Layout coordinate data
▶

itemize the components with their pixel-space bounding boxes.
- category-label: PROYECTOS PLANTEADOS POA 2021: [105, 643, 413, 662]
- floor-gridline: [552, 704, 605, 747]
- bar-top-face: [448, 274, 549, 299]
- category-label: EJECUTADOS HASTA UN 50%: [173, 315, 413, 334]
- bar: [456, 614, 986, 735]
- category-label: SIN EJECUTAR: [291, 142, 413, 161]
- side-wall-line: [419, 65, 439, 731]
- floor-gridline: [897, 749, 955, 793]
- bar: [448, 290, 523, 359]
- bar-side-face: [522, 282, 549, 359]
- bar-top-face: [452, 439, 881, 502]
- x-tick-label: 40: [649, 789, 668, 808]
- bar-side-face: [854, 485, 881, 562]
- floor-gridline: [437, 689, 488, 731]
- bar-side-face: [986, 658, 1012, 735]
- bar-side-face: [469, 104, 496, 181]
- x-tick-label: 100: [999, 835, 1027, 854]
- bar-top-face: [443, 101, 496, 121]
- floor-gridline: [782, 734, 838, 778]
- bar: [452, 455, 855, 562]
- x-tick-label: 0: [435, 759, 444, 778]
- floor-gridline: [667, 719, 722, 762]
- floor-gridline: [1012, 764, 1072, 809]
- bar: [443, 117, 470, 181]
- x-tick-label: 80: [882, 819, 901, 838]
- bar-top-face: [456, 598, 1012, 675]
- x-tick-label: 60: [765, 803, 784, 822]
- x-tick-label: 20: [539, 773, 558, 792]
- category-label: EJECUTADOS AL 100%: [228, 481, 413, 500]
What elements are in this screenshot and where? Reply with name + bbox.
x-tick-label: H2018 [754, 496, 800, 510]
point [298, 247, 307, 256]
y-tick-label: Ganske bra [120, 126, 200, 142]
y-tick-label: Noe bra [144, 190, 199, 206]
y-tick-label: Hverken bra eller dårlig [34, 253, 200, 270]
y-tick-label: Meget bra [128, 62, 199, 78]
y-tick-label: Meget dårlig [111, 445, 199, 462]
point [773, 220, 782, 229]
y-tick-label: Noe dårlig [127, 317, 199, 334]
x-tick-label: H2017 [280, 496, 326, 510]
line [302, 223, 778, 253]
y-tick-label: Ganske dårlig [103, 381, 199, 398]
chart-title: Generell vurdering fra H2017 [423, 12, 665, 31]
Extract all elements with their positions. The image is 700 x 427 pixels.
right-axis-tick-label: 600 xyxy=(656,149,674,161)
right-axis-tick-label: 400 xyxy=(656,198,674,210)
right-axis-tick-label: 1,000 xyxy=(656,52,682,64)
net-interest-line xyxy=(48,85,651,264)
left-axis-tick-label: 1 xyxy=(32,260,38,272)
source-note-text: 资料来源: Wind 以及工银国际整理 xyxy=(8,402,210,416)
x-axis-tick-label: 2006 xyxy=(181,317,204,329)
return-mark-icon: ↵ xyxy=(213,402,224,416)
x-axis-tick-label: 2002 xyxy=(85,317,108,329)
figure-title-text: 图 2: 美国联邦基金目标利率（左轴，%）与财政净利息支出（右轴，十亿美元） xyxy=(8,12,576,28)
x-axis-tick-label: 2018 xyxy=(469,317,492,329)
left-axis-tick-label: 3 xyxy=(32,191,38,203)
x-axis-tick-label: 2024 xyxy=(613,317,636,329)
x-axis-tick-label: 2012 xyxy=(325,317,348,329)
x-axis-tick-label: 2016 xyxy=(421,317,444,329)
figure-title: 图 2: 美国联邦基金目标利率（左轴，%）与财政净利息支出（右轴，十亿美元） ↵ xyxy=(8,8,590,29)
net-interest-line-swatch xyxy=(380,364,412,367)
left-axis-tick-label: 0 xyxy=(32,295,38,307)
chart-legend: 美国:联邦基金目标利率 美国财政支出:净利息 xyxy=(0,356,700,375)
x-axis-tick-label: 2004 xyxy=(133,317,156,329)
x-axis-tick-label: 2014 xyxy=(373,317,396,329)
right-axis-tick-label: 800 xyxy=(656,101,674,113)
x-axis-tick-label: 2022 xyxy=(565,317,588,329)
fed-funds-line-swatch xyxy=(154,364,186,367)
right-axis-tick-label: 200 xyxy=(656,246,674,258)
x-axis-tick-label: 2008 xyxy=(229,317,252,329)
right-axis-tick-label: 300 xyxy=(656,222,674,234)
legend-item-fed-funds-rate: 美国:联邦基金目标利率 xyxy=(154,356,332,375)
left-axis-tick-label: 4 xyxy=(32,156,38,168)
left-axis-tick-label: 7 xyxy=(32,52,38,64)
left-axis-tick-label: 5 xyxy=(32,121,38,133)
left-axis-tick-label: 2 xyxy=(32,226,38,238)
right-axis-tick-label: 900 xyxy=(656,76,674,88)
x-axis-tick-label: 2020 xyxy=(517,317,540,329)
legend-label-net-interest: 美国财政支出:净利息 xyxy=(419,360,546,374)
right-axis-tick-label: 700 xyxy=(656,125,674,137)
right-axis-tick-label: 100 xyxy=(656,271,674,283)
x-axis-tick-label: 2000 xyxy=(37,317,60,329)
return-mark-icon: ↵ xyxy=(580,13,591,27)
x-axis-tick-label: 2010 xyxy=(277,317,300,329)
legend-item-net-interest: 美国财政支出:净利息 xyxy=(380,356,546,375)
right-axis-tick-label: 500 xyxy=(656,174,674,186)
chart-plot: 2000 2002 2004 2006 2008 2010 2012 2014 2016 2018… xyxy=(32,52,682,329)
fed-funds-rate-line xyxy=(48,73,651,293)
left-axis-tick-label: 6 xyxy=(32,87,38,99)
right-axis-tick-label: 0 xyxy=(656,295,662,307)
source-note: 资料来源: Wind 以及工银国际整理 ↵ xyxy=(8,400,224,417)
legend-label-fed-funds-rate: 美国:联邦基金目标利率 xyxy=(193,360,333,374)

◀

What the task asks: Starting at the top of the rows and ending at the line containing "- side-wall-line: [419, 65, 439, 731]", rewrite those lines with "category-label" swapped for "bar-label". Keep everything else the same.

Answer in full:
itemize the components with their pixel-space bounding boxes.
- bar-label: PROYECTOS PLANTEADOS POA 2021: [105, 643, 413, 662]
- floor-gridline: [552, 704, 605, 747]
- bar-top-face: [448, 274, 549, 299]
- bar-label: EJECUTADOS HASTA UN 50%: [173, 315, 413, 334]
- bar: [456, 614, 986, 735]
- bar-label: SIN EJECUTAR: [291, 142, 413, 161]
- side-wall-line: [419, 65, 439, 731]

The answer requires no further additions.